- Task requirements: Images excluded, repeat each entry below exactly.

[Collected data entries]
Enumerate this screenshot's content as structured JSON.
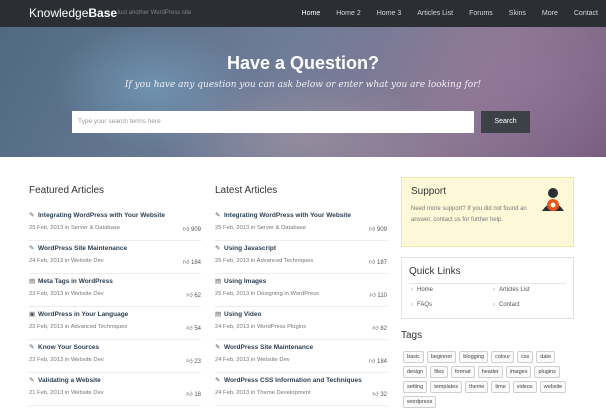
{
  "header": {
    "logo_light": "Knowledge",
    "logo_bold": "Base",
    "tagline": "Just another WordPress site",
    "nav": [
      "Home",
      "Home 2",
      "Home 3",
      "Articles List",
      "Forums",
      "Skins",
      "More",
      "Contact"
    ]
  },
  "hero": {
    "title": "Have a Question?",
    "subtitle": "If you have any question you can ask below or enter what you are looking for!",
    "search_placeholder": "Type your search terms here",
    "search_button": "Search"
  },
  "featured": {
    "title": "Featured Articles",
    "items": [
      {
        "icon": "edit-icon",
        "title": "Integrating WordPress with Your Website",
        "date": "25 Feb, 2013",
        "in": "in",
        "category": "Server & Database",
        "likes": "909"
      },
      {
        "icon": "edit-icon",
        "title": "WordPress Site Maintenance",
        "date": "24 Feb, 2013",
        "in": "in",
        "category": "Website Dev",
        "likes": "184"
      },
      {
        "icon": "film-icon",
        "title": "Meta Tags in WordPress",
        "date": "23 Feb, 2013",
        "in": "in",
        "category": "Website Dev",
        "likes": "62"
      },
      {
        "icon": "image-icon",
        "title": "WordPress in Your Language",
        "date": "22 Feb, 2013",
        "in": "in",
        "category": "Advanced Techniques",
        "likes": "54"
      },
      {
        "icon": "edit-icon",
        "title": "Know Your Sources",
        "date": "22 Feb, 2013",
        "in": "in",
        "category": "Website Dev",
        "likes": "23"
      },
      {
        "icon": "edit-icon",
        "title": "Validating a Website",
        "date": "21 Feb, 2013",
        "in": "in",
        "category": "Website Dev",
        "likes": "18"
      }
    ]
  },
  "latest": {
    "title": "Latest Articles",
    "items": [
      {
        "icon": "edit-icon",
        "title": "Integrating WordPress with Your Website",
        "date": "25 Feb, 2013",
        "in": "in",
        "category": "Server & Database",
        "likes": "909"
      },
      {
        "icon": "edit-icon",
        "title": "Using Javascript",
        "date": "25 Feb, 2013",
        "in": "in",
        "category": "Advanced Techniques",
        "likes": "187"
      },
      {
        "icon": "film-icon",
        "title": "Using Images",
        "date": "25 Feb, 2013",
        "in": "in",
        "category": "Designing in WordPress",
        "likes": "110"
      },
      {
        "icon": "film-icon",
        "title": "Using Video",
        "date": "24 Feb, 2013",
        "in": "in",
        "category": "WordPress Plugins",
        "likes": "82"
      },
      {
        "icon": "edit-icon",
        "title": "WordPress Site Maintenance",
        "date": "24 Feb, 2013",
        "in": "in",
        "category": "Website Dev",
        "likes": "184"
      },
      {
        "icon": "edit-icon",
        "title": "WordPress CSS Information and Techniques",
        "date": "24 Feb, 2013",
        "in": "in",
        "category": "Theme Development",
        "likes": "32"
      }
    ]
  },
  "support": {
    "title": "Support",
    "text": "Need more support? If you did not found an answer, contact us for further help."
  },
  "quick_links": {
    "title": "Quick Links",
    "links": [
      "Home",
      "Articles List",
      "FAQs",
      "Contact"
    ]
  },
  "tags": {
    "title": "Tags",
    "items": [
      "basic",
      "beginner",
      "blogging",
      "colour",
      "css",
      "date",
      "design",
      "files",
      "format",
      "header",
      "images",
      "plugins",
      "setting",
      "templates",
      "theme",
      "time",
      "videos",
      "website",
      "wordpress"
    ]
  },
  "colors": {
    "topbar": "#2b2e33",
    "search_button": "#3c4147",
    "support_bg": "#fdf9d8",
    "support_icon": "#e8541e"
  }
}
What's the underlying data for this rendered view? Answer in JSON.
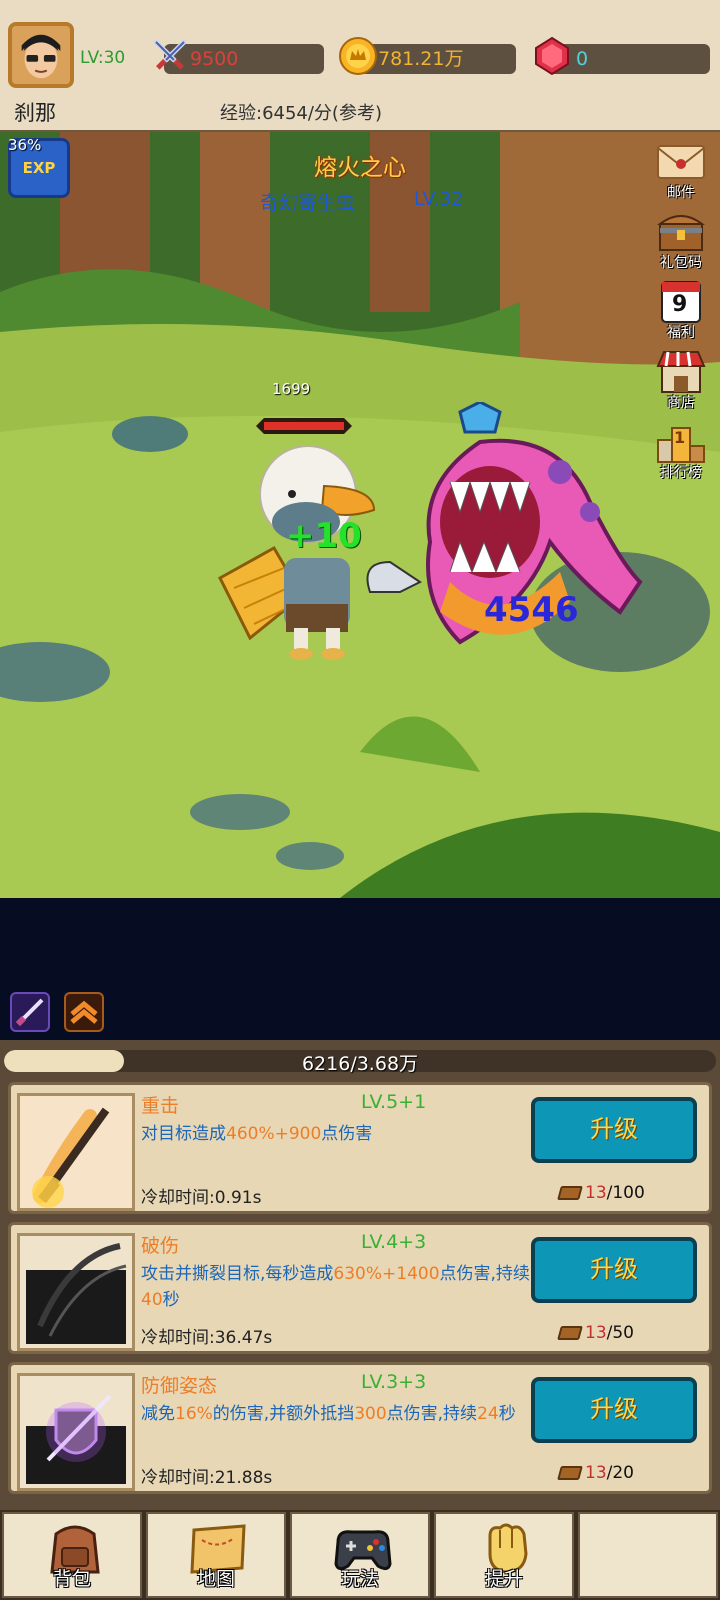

- Complete response:
Enumerate this screenshot's content as structured JSON.
{
  "header": {
    "logo_light": "Knowledge",
    "logo_bold": "Base",
    "tagline": "Just another WordPress site",
    "nav": [
      "Home",
      "Home 2",
      "Home 3",
      "Articles List",
      "Forums",
      "Skins",
      "More",
      "Contact"
    ]
  },
  "hero": {
    "title": "Have a Question?",
    "subtitle": "If you have any question you can ask below or enter what you are looking for!",
    "search_placeholder": "Type your search terms here",
    "search_button": "Search"
  },
  "featured": {
    "title": "Featured Articles",
    "items": [
      {
        "icon": "edit-icon",
        "title": "Integrating WordPress with Your Website",
        "date": "25 Feb, 2013",
        "in": "in",
        "category": "Server & Database",
        "likes": "909"
      },
      {
        "icon": "edit-icon",
        "title": "WordPress Site Maintenance",
        "date": "24 Feb, 2013",
        "in": "in",
        "category": "Website Dev",
        "likes": "184"
      },
      {
        "icon": "film-icon",
        "title": "Meta Tags in WordPress",
        "date": "23 Feb, 2013",
        "in": "in",
        "category": "Website Dev",
        "likes": "62"
      },
      {
        "icon": "image-icon",
        "title": "WordPress in Your Language",
        "date": "22 Feb, 2013",
        "in": "in",
        "category": "Advanced Techniques",
        "likes": "54"
      },
      {
        "icon": "edit-icon",
        "title": "Know Your Sources",
        "date": "22 Feb, 2013",
        "in": "in",
        "category": "Website Dev",
        "likes": "23"
      },
      {
        "icon": "edit-icon",
        "title": "Validating a Website",
        "date": "21 Feb, 2013",
        "in": "in",
        "category": "Website Dev",
        "likes": "18"
      }
    ]
  },
  "latest": {
    "title": "Latest Articles",
    "items": [
      {
        "icon": "edit-icon",
        "title": "Integrating WordPress with Your Website",
        "date": "25 Feb, 2013",
        "in": "in",
        "category": "Server & Database",
        "likes": "909"
      },
      {
        "icon": "edit-icon",
        "title": "Using Javascript",
        "date": "25 Feb, 2013",
        "in": "in",
        "category": "Advanced Techniques",
        "likes": "187"
      },
      {
        "icon": "film-icon",
        "title": "Using Images",
        "date": "25 Feb, 2013",
        "in": "in",
        "category": "Designing in WordPress",
        "likes": "110"
      },
      {
        "icon": "film-icon",
        "title": "Using Video",
        "date": "24 Feb, 2013",
        "in": "in",
        "category": "WordPress Plugins",
        "likes": "82"
      },
      {
        "icon": "edit-icon",
        "title": "WordPress Site Maintenance",
        "date": "24 Feb, 2013",
        "in": "in",
        "category": "Website Dev",
        "likes": "184"
      },
      {
        "icon": "edit-icon",
        "title": "WordPress CSS Information and Techniques",
        "date": "24 Feb, 2013",
        "in": "in",
        "category": "Theme Development",
        "likes": "32"
      }
    ]
  },
  "support": {
    "title": "Support",
    "text": "Need more support? If you did not found an answer, contact us for further help."
  },
  "quick_links": {
    "title": "Quick Links",
    "links": [
      "Home",
      "Articles List",
      "FAQs",
      "Contact"
    ]
  },
  "tags": {
    "title": "Tags",
    "items": [
      "basic",
      "beginner",
      "blogging",
      "colour",
      "css",
      "date",
      "design",
      "files",
      "format",
      "header",
      "images",
      "plugins",
      "setting",
      "templates",
      "theme",
      "time",
      "videos",
      "website",
      "wordpress"
    ]
  },
  "colors": {
    "topbar": "#2b2e33",
    "search_button": "#3c4147",
    "support_bg": "#fdf9d8",
    "support_icon": "#e8541e"
  }
}
What's the underlying data for this rendered view? Answer in JSON.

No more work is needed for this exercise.